__Task goal__
Set down all of the entries word for word, omitting the images they contain.

__Provided material__
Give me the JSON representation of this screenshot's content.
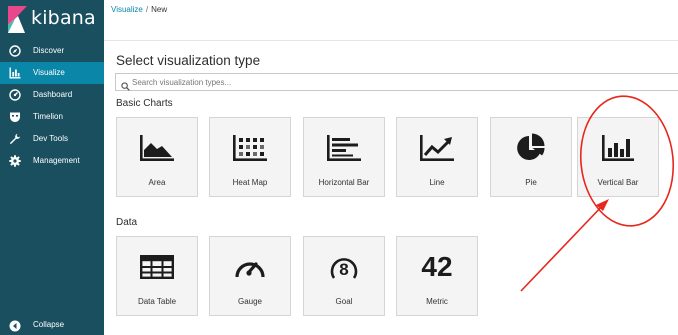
{
  "brand": {
    "name": "kibana"
  },
  "sidebar": {
    "items": [
      {
        "label": "Discover",
        "icon": "compass-icon"
      },
      {
        "label": "Visualize",
        "icon": "bar-chart-icon",
        "active": true
      },
      {
        "label": "Dashboard",
        "icon": "dashboard-gauge-icon"
      },
      {
        "label": "Timelion",
        "icon": "timelion-mask-icon"
      },
      {
        "label": "Dev Tools",
        "icon": "wrench-icon"
      },
      {
        "label": "Management",
        "icon": "gear-icon"
      }
    ],
    "collapse_label": "Collapse"
  },
  "breadcrumb": {
    "link": "Visualize",
    "separator": "/",
    "current": "New"
  },
  "page": {
    "title": "Select visualization type"
  },
  "search": {
    "placeholder": "Search visualization types..."
  },
  "sections": [
    {
      "title": "Basic Charts",
      "tiles": [
        {
          "label": "Area",
          "icon": "area-chart-icon"
        },
        {
          "label": "Heat Map",
          "icon": "heat-map-icon"
        },
        {
          "label": "Horizontal Bar",
          "icon": "horizontal-bar-icon"
        },
        {
          "label": "Line",
          "icon": "line-chart-icon"
        },
        {
          "label": "Pie",
          "icon": "pie-chart-icon"
        },
        {
          "label": "Vertical Bar",
          "icon": "vertical-bar-icon"
        }
      ]
    },
    {
      "title": "Data",
      "tiles": [
        {
          "label": "Data Table",
          "icon": "table-icon"
        },
        {
          "label": "Gauge",
          "icon": "gauge-icon"
        },
        {
          "label": "Goal",
          "icon": "goal-icon",
          "value": "8"
        },
        {
          "label": "Metric",
          "icon": "metric-icon",
          "value": "42"
        }
      ]
    }
  ],
  "colors": {
    "sidebar_bg": "#1a4f60",
    "sidebar_active": "#0a86a8",
    "accent": "#0a86a8",
    "tile_bg": "#f4f4f4",
    "annotation_red": "#e8261c"
  }
}
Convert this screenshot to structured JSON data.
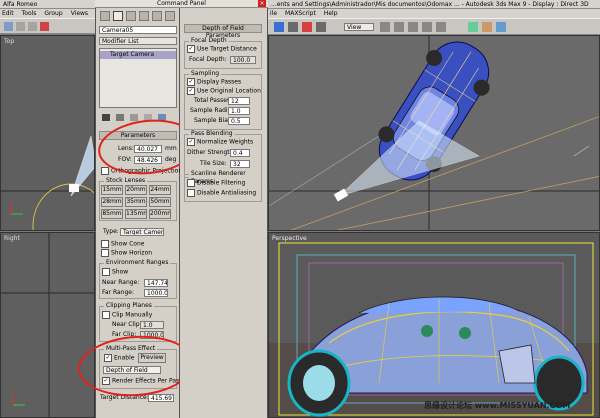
{
  "window_title": "Alfa Romeo",
  "menu": [
    "Edit",
    "Tools",
    "Group",
    "Views"
  ],
  "command_panel": {
    "title": "Command Panel",
    "object_name": "Camera05",
    "modifier_list": "Modifier List",
    "stack_item": "Target Camera",
    "parameters": {
      "header": "Parameters",
      "lens_label": "Lens:",
      "lens_value": "40.027",
      "lens_unit": "mm",
      "fov_label": "FOV:",
      "fov_value": "48.426",
      "fov_unit": "deg",
      "ortho_label": "Orthographic Projection",
      "stock_lenses_title": "Stock Lenses",
      "stock_lenses": [
        "15mm",
        "20mm",
        "24mm",
        "28mm",
        "35mm",
        "50mm",
        "85mm",
        "135mm",
        "200mm"
      ],
      "type_label": "Type:",
      "type_value": "Target Camera",
      "show_cone": "Show Cone",
      "show_horizon": "Show Horizon",
      "env_ranges_title": "Environment Ranges",
      "env_show": "Show",
      "near_range_label": "Near Range:",
      "near_range_value": "147.74",
      "far_range_label": "Far Range:",
      "far_range_value": "1000.0",
      "clipping_title": "Clipping Planes",
      "clip_manually": "Clip Manually",
      "near_clip_label": "Near Clip:",
      "near_clip_value": "1.0",
      "far_clip_label": "Far Clip:",
      "far_clip_value": "1000.0",
      "multipass_title": "Multi-Pass Effect",
      "enable_label": "Enable",
      "preview_label": "Preview",
      "effect_value": "Depth of Field",
      "render_effects_label": "Render Effects Per Pass",
      "target_distance_label": "Target Distance:",
      "target_distance_value": "415.697"
    }
  },
  "dof_panel": {
    "header": "Depth of Field Parameters",
    "focal_depth_title": "Focal Depth",
    "use_target_distance": "Use Target Distance",
    "focal_depth_label": "Focal Depth:",
    "focal_depth_value": "100.0",
    "sampling_title": "Sampling",
    "display_passes": "Display Passes",
    "use_original_location": "Use Original Location",
    "total_passes_label": "Total Passes:",
    "total_passes_value": "12",
    "sample_radius_label": "Sample Radius:",
    "sample_radius_value": "1.0",
    "sample_bias_label": "Sample Bias:",
    "sample_bias_value": "0.5",
    "pass_blending_title": "Pass Blending",
    "normalize_weights": "Normalize Weights",
    "dither_strength_label": "Dither Strength:",
    "dither_strength_value": "0.4",
    "tile_size_label": "Tile Size:",
    "tile_size_value": "32",
    "scanline_title": "Scanline Renderer Params",
    "disable_filtering": "Disable Filtering",
    "disable_antialiasing": "Disable Antialiasing"
  },
  "main_window": {
    "title": "...ents and Settings\\Administrador\\Mis documentos\\Odomax ... - Autodesk 3ds Max 9 - Display : Direct 3D",
    "menu": [
      "ile",
      "MAXScript",
      "Help"
    ],
    "view_dropdown": "View"
  },
  "viewports": {
    "top_label": "Top",
    "right_label": "Right",
    "perspective_label": "Perspective"
  },
  "watermark": "思缘设计论坛 www.MISSYUAN.COM",
  "colors": {
    "annotation": "#e0231d",
    "car_body": "#4a62c8",
    "wireframe": "#f0d040",
    "safe_frame": "#e8e83a"
  }
}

__Output of the task__
Give me the JSON representation of this screenshot's content.
{
  "brand": {
    "name": "kibana"
  },
  "sidebar": {
    "items": [
      {
        "label": "Discover",
        "icon": "compass-icon"
      },
      {
        "label": "Visualize",
        "icon": "bar-chart-icon",
        "active": true
      },
      {
        "label": "Dashboard",
        "icon": "dashboard-gauge-icon"
      },
      {
        "label": "Timelion",
        "icon": "timelion-mask-icon"
      },
      {
        "label": "Dev Tools",
        "icon": "wrench-icon"
      },
      {
        "label": "Management",
        "icon": "gear-icon"
      }
    ],
    "collapse_label": "Collapse"
  },
  "breadcrumb": {
    "link": "Visualize",
    "separator": "/",
    "current": "New"
  },
  "page": {
    "title": "Select visualization type"
  },
  "search": {
    "placeholder": "Search visualization types..."
  },
  "sections": [
    {
      "title": "Basic Charts",
      "tiles": [
        {
          "label": "Area",
          "icon": "area-chart-icon"
        },
        {
          "label": "Heat Map",
          "icon": "heat-map-icon"
        },
        {
          "label": "Horizontal Bar",
          "icon": "horizontal-bar-icon"
        },
        {
          "label": "Line",
          "icon": "line-chart-icon"
        },
        {
          "label": "Pie",
          "icon": "pie-chart-icon"
        },
        {
          "label": "Vertical Bar",
          "icon": "vertical-bar-icon"
        }
      ]
    },
    {
      "title": "Data",
      "tiles": [
        {
          "label": "Data Table",
          "icon": "table-icon"
        },
        {
          "label": "Gauge",
          "icon": "gauge-icon"
        },
        {
          "label": "Goal",
          "icon": "goal-icon",
          "value": "8"
        },
        {
          "label": "Metric",
          "icon": "metric-icon",
          "value": "42"
        }
      ]
    }
  ],
  "colors": {
    "sidebar_bg": "#1a4f60",
    "sidebar_active": "#0a86a8",
    "accent": "#0a86a8",
    "tile_bg": "#f4f4f4",
    "annotation_red": "#e8261c"
  }
}
Convert this screenshot to structured JSON data.
{
  "window_title": "Alfa Romeo",
  "menu": [
    "Edit",
    "Tools",
    "Group",
    "Views"
  ],
  "command_panel": {
    "title": "Command Panel",
    "object_name": "Camera05",
    "modifier_list": "Modifier List",
    "stack_item": "Target Camera",
    "parameters": {
      "header": "Parameters",
      "lens_label": "Lens:",
      "lens_value": "40.027",
      "lens_unit": "mm",
      "fov_label": "FOV:",
      "fov_value": "48.426",
      "fov_unit": "deg",
      "ortho_label": "Orthographic Projection",
      "stock_lenses_title": "Stock Lenses",
      "stock_lenses": [
        "15mm",
        "20mm",
        "24mm",
        "28mm",
        "35mm",
        "50mm",
        "85mm",
        "135mm",
        "200mm"
      ],
      "type_label": "Type:",
      "type_value": "Target Camera",
      "show_cone": "Show Cone",
      "show_horizon": "Show Horizon",
      "env_ranges_title": "Environment Ranges",
      "env_show": "Show",
      "near_range_label": "Near Range:",
      "near_range_value": "147.74",
      "far_range_label": "Far Range:",
      "far_range_value": "1000.0",
      "clipping_title": "Clipping Planes",
      "clip_manually": "Clip Manually",
      "near_clip_label": "Near Clip:",
      "near_clip_value": "1.0",
      "far_clip_label": "Far Clip:",
      "far_clip_value": "1000.0",
      "multipass_title": "Multi-Pass Effect",
      "enable_label": "Enable",
      "preview_label": "Preview",
      "effect_value": "Depth of Field",
      "render_effects_label": "Render Effects Per Pass",
      "target_distance_label": "Target Distance:",
      "target_distance_value": "415.697"
    }
  },
  "dof_panel": {
    "header": "Depth of Field Parameters",
    "focal_depth_title": "Focal Depth",
    "use_target_distance": "Use Target Distance",
    "focal_depth_label": "Focal Depth:",
    "focal_depth_value": "100.0",
    "sampling_title": "Sampling",
    "display_passes": "Display Passes",
    "use_original_location": "Use Original Location",
    "total_passes_label": "Total Passes:",
    "total_passes_value": "12",
    "sample_radius_label": "Sample Radius:",
    "sample_radius_value": "1.0",
    "sample_bias_label": "Sample Bias:",
    "sample_bias_value": "0.5",
    "pass_blending_title": "Pass Blending",
    "normalize_weights": "Normalize Weights",
    "dither_strength_label": "Dither Strength:",
    "dither_strength_value": "0.4",
    "tile_size_label": "Tile Size:",
    "tile_size_value": "32",
    "scanline_title": "Scanline Renderer Params",
    "disable_filtering": "Disable Filtering",
    "disable_antialiasing": "Disable Antialiasing"
  },
  "main_window": {
    "title": "...ents and Settings\\Administrador\\Mis documentos\\Odomax ... - Autodesk 3ds Max 9 - Display : Direct 3D",
    "menu": [
      "ile",
      "MAXScript",
      "Help"
    ],
    "view_dropdown": "View"
  },
  "viewports": {
    "top_label": "Top",
    "right_label": "Right",
    "perspective_label": "Perspective"
  },
  "watermark": "思缘设计论坛 www.MISSYUAN.COM",
  "colors": {
    "annotation": "#e0231d",
    "car_body": "#4a62c8",
    "wireframe": "#f0d040",
    "safe_frame": "#e8e83a"
  }
}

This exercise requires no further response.